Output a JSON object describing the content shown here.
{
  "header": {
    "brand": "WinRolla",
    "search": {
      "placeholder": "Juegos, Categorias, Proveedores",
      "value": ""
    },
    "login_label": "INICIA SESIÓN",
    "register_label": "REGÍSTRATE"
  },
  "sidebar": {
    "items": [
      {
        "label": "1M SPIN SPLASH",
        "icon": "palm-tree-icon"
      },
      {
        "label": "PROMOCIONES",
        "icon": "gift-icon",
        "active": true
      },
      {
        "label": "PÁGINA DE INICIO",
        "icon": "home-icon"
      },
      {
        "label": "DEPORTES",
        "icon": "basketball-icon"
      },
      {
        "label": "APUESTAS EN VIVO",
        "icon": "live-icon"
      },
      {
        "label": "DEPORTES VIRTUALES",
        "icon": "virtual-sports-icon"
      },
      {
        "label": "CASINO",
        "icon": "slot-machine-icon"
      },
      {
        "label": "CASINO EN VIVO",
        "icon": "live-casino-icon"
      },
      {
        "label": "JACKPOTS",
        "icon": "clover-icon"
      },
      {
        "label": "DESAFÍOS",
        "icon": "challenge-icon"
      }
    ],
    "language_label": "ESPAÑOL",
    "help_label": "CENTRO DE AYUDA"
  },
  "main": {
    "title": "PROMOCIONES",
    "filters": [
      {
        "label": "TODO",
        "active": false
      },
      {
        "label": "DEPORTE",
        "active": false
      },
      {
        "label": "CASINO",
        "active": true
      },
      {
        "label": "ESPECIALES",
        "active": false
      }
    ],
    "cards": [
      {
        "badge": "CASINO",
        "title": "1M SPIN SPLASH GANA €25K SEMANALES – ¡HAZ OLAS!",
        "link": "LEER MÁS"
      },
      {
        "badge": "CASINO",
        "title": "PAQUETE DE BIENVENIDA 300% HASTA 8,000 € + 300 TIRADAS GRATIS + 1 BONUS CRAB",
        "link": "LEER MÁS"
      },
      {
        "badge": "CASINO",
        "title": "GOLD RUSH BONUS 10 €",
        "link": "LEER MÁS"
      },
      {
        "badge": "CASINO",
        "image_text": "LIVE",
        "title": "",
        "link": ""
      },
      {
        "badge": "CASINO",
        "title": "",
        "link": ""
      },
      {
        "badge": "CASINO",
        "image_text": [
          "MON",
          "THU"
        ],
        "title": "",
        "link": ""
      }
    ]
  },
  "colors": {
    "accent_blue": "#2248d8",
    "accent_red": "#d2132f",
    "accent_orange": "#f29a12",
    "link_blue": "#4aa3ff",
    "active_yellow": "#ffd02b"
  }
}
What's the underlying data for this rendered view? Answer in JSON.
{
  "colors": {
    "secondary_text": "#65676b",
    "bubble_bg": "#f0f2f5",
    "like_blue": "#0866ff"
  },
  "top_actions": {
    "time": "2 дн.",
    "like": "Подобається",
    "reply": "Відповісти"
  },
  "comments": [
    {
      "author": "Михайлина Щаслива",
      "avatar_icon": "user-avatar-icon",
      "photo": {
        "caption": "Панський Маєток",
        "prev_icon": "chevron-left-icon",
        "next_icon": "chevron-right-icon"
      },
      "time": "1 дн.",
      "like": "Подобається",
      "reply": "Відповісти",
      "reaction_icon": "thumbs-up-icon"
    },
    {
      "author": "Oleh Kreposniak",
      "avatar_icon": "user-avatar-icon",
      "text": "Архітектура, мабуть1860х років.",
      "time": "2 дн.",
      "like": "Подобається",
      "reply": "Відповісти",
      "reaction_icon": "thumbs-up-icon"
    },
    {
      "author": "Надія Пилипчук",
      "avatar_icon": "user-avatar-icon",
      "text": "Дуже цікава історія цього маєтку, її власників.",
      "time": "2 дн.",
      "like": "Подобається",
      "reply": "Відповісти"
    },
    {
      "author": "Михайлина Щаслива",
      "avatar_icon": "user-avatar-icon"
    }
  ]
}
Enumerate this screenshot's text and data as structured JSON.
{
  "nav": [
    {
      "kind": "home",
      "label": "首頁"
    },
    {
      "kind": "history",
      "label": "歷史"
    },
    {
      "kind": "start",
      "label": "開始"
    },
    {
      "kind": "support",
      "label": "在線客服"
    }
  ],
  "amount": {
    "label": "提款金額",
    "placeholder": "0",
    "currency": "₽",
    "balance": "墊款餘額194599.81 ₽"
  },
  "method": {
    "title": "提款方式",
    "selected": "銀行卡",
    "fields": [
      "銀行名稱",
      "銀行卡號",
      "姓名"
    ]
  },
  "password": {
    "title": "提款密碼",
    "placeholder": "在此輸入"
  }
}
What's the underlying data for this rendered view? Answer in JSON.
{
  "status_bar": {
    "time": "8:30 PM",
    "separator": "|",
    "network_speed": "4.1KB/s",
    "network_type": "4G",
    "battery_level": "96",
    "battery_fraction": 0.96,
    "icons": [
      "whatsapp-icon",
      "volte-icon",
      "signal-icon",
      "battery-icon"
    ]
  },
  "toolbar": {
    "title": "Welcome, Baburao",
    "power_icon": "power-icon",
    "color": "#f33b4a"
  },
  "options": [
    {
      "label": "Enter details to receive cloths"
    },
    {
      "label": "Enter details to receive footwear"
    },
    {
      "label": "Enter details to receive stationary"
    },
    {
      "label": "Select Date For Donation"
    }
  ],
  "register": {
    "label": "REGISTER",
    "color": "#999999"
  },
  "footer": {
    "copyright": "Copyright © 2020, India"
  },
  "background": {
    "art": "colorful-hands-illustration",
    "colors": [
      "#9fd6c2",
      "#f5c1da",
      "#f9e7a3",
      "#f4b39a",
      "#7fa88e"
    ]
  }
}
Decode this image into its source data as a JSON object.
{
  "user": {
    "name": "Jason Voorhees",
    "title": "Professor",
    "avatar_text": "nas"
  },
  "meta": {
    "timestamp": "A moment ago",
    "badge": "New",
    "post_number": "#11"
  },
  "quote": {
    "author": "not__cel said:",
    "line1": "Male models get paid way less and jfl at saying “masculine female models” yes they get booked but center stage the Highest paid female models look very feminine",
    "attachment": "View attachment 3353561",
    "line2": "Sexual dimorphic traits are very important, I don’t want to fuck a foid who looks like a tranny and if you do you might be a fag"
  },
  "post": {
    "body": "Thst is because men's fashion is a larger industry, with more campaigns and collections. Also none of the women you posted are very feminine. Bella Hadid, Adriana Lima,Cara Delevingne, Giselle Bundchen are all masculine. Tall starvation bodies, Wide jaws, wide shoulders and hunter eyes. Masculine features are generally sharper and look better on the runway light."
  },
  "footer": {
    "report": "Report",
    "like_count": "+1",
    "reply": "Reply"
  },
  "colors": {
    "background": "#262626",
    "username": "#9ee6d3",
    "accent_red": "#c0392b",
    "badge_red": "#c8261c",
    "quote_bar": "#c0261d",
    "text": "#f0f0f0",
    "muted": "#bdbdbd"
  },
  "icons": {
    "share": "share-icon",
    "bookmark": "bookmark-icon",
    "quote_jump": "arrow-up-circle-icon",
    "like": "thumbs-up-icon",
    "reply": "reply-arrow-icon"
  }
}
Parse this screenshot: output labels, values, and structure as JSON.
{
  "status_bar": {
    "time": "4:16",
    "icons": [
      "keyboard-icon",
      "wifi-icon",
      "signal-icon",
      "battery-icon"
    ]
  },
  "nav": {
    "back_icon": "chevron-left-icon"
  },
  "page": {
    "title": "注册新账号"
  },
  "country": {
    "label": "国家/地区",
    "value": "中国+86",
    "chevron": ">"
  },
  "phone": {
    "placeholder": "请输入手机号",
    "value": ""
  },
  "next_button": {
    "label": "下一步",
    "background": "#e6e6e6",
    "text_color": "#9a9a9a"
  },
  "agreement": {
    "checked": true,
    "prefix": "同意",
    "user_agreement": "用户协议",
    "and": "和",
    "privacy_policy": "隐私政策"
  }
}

◆ ◆ ◆ ◆ ◆ ◆ ◆

■ Objective
Transcribe the data above in full, exactly.

■ Solution to this task
Output a JSON object describing the content shown here.
{
  "header": {
    "brand": "WinRolla",
    "search": {
      "placeholder": "Juegos, Categorias, Proveedores",
      "value": ""
    },
    "login_label": "INICIA SESIÓN",
    "register_label": "REGÍSTRATE"
  },
  "sidebar": {
    "items": [
      {
        "label": "1M SPIN SPLASH",
        "icon": "palm-tree-icon"
      },
      {
        "label": "PROMOCIONES",
        "icon": "gift-icon",
        "active": true
      },
      {
        "label": "PÁGINA DE INICIO",
        "icon": "home-icon"
      },
      {
        "label": "DEPORTES",
        "icon": "basketball-icon"
      },
      {
        "label": "APUESTAS EN VIVO",
        "icon": "live-icon"
      },
      {
        "label": "DEPORTES VIRTUALES",
        "icon": "virtual-sports-icon"
      },
      {
        "label": "CASINO",
        "icon": "slot-machine-icon"
      },
      {
        "label": "CASINO EN VIVO",
        "icon": "live-casino-icon"
      },
      {
        "label": "JACKPOTS",
        "icon": "clover-icon"
      },
      {
        "label": "DESAFÍOS",
        "icon": "challenge-icon"
      }
    ],
    "language_label": "ESPAÑOL",
    "help_label": "CENTRO DE AYUDA"
  },
  "main": {
    "title": "PROMOCIONES",
    "filters": [
      {
        "label": "TODO",
        "active": false
      },
      {
        "label": "DEPORTE",
        "active": false
      },
      {
        "label": "CASINO",
        "active": true
      },
      {
        "label": "ESPECIALES",
        "active": false
      }
    ],
    "cards": [
      {
        "badge": "CASINO",
        "title": "1M SPIN SPLASH GANA €25K SEMANALES – ¡HAZ OLAS!",
        "link": "LEER MÁS"
      },
      {
        "badge": "CASINO",
        "title": "PAQUETE DE BIENVENIDA 300% HASTA 8,000 € + 300 TIRADAS GRATIS + 1 BONUS CRAB",
        "link": "LEER MÁS"
      },
      {
        "badge": "CASINO",
        "title": "GOLD RUSH BONUS 10 €",
        "link": "LEER MÁS"
      },
      {
        "badge": "CASINO",
        "image_text": "LIVE",
        "title": "",
        "link": ""
      },
      {
        "badge": "CASINO",
        "title": "",
        "link": ""
      },
      {
        "badge": "CASINO",
        "image_text": [
          "MON",
          "THU"
        ],
        "title": "",
        "link": ""
      }
    ]
  },
  "colors": {
    "accent_blue": "#2248d8",
    "accent_red": "#d2132f",
    "accent_orange": "#f29a12",
    "link_blue": "#4aa3ff",
    "active_yellow": "#ffd02b"
  }
}
What's the underlying data for this rendered view? Answer in JSON.
{
  "colors": {
    "secondary_text": "#65676b",
    "bubble_bg": "#f0f2f5",
    "like_blue": "#0866ff"
  },
  "top_actions": {
    "time": "2 дн.",
    "like": "Подобається",
    "reply": "Відповісти"
  },
  "comments": [
    {
      "author": "Михайлина Щаслива",
      "avatar_icon": "user-avatar-icon",
      "photo": {
        "caption": "Панський Маєток",
        "prev_icon": "chevron-left-icon",
        "next_icon": "chevron-right-icon"
      },
      "time": "1 дн.",
      "like": "Подобається",
      "reply": "Відповісти",
      "reaction_icon": "thumbs-up-icon"
    },
    {
      "author": "Oleh Kreposniak",
      "avatar_icon": "user-avatar-icon",
      "text": "Архітектура, мабуть1860х років.",
      "time": "2 дн.",
      "like": "Подобається",
      "reply": "Відповісти",
      "reaction_icon": "thumbs-up-icon"
    },
    {
      "author": "Надія Пилипчук",
      "avatar_icon": "user-avatar-icon",
      "text": "Дуже цікава історія цього маєтку, її власників.",
      "time": "2 дн.",
      "like": "Подобається",
      "reply": "Відповісти"
    },
    {
      "author": "Михайлина Щаслива",
      "avatar_icon": "user-avatar-icon"
    }
  ]
}
Enumerate this screenshot's text and data as structured JSON.
{
  "nav": [
    {
      "kind": "home",
      "label": "首頁"
    },
    {
      "kind": "history",
      "label": "歷史"
    },
    {
      "kind": "start",
      "label": "開始"
    },
    {
      "kind": "support",
      "label": "在線客服"
    }
  ],
  "amount": {
    "label": "提款金額",
    "placeholder": "0",
    "currency": "₽",
    "balance": "墊款餘額194599.81 ₽"
  },
  "method": {
    "title": "提款方式",
    "selected": "銀行卡",
    "fields": [
      "銀行名稱",
      "銀行卡號",
      "姓名"
    ]
  },
  "password": {
    "title": "提款密碼",
    "placeholder": "在此輸入"
  }
}
What's the underlying data for this rendered view? Answer in JSON.
{
  "status_bar": {
    "time": "8:30 PM",
    "separator": "|",
    "network_speed": "4.1KB/s",
    "network_type": "4G",
    "battery_level": "96",
    "battery_fraction": 0.96,
    "icons": [
      "whatsapp-icon",
      "volte-icon",
      "signal-icon",
      "battery-icon"
    ]
  },
  "toolbar": {
    "title": "Welcome, Baburao",
    "power_icon": "power-icon",
    "color": "#f33b4a"
  },
  "options": [
    {
      "label": "Enter details to receive cloths"
    },
    {
      "label": "Enter details to receive footwear"
    },
    {
      "label": "Enter details to receive stationary"
    },
    {
      "label": "Select Date For Donation"
    }
  ],
  "register": {
    "label": "REGISTER",
    "color": "#999999"
  },
  "footer": {
    "copyright": "Copyright © 2020, India"
  },
  "background": {
    "art": "colorful-hands-illustration",
    "colors": [
      "#9fd6c2",
      "#f5c1da",
      "#f9e7a3",
      "#f4b39a",
      "#7fa88e"
    ]
  }
}
Decode this image into its source data as a JSON object.
{
  "user": {
    "name": "Jason Voorhees",
    "title": "Professor",
    "avatar_text": "nas"
  },
  "meta": {
    "timestamp": "A moment ago",
    "badge": "New",
    "post_number": "#11"
  },
  "quote": {
    "author": "not__cel said:",
    "line1": "Male models get paid way less and jfl at saying “masculine female models” yes they get booked but center stage the Highest paid female models look very feminine",
    "attachment": "View attachment 3353561",
    "line2": "Sexual dimorphic traits are very important, I don’t want to fuck a foid who looks like a tranny and if you do you might be a fag"
  },
  "post": {
    "body": "Thst is because men's fashion is a larger industry, with more campaigns and collections. Also none of the women you posted are very feminine. Bella Hadid, Adriana Lima,Cara Delevingne, Giselle Bundchen are all masculine. Tall starvation bodies, Wide jaws, wide shoulders and hunter eyes. Masculine features are generally sharper and look better on the runway light."
  },
  "footer": {
    "report": "Report",
    "like_count": "+1",
    "reply": "Reply"
  },
  "colors": {
    "background": "#262626",
    "username": "#9ee6d3",
    "accent_red": "#c0392b",
    "badge_red": "#c8261c",
    "quote_bar": "#c0261d",
    "text": "#f0f0f0",
    "muted": "#bdbdbd"
  },
  "icons": {
    "share": "share-icon",
    "bookmark": "bookmark-icon",
    "quote_jump": "arrow-up-circle-icon",
    "like": "thumbs-up-icon",
    "reply": "reply-arrow-icon"
  }
}
Parse this screenshot: output labels, values, and structure as JSON.
{
  "status_bar": {
    "time": "4:16",
    "icons": [
      "keyboard-icon",
      "wifi-icon",
      "signal-icon",
      "battery-icon"
    ]
  },
  "nav": {
    "back_icon": "chevron-left-icon"
  },
  "page": {
    "title": "注册新账号"
  },
  "country": {
    "label": "国家/地区",
    "value": "中国+86",
    "chevron": ">"
  },
  "phone": {
    "placeholder": "请输入手机号",
    "value": ""
  },
  "next_button": {
    "label": "下一步",
    "background": "#e6e6e6",
    "text_color": "#9a9a9a"
  },
  "agreement": {
    "checked": true,
    "prefix": "同意",
    "user_agreement": "用户协议",
    "and": "和",
    "privacy_policy": "隐私政策"
  }
}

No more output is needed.